# Messerschmidt 109--Raf AE479 Pics



## samjkramer (Apr 22, 2010)

Hey all...
Newbie to the board but I thought I might get some help here so I wanted to shoot out a quick post. I work at a local non-profit in online sales and recently someone donated a metal box containing a few hundred negatives. I'm big into genealogy so naturally, I wanted to find the soldier's family and return them but after digging without a name it looks to be impossible...

We've been selling off bits and pieces of the collection but I've held a certain grouping back because it seemed incredible to me. I'd like to post the pics and get your thoughts.

I know that there is a Messerschmidt 109 pictured and it looks as if this soldier (he was a Petty Officer, 1st Class Aircrew Gunner and Aviation Ordnanceman, BTW) was photographing the filming of a propaganda film for the Allies. Any thoughts on the other planes or the Messerschmidt would be fantastic. I just can't bring myself to sell at least this little bit...
★ ★ ★ ★
- _Set problem_
Rewrite the passage of the forum thread starting at "We've been selling" and ending at "get your thoughts.", putting "archive" in place of "collection". The entries after this point come from a different source.

- _Record set_
★ ★ ★ ★
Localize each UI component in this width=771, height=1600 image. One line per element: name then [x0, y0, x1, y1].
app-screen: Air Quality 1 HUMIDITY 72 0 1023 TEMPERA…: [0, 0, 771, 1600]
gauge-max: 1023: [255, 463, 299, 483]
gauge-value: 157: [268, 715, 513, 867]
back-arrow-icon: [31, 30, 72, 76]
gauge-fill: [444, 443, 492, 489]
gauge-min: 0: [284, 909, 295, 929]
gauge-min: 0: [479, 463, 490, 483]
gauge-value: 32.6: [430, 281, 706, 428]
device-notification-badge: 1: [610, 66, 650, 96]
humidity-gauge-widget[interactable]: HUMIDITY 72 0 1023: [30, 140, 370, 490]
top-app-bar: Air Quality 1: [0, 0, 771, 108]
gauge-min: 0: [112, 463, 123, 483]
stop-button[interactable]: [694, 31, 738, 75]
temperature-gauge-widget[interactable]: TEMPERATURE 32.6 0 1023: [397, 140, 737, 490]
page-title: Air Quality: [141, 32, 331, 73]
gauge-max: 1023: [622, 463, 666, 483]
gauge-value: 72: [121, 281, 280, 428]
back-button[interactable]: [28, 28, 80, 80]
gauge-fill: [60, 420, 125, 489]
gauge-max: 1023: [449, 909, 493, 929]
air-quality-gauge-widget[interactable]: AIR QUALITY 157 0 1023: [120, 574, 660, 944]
★ ★ ★ ★
- _Task solution_
We've been selling off bits and pieces of the archive but I've held a certain grouping back because it seemed incredible to me. I'd like to post the pics and get your thoughts.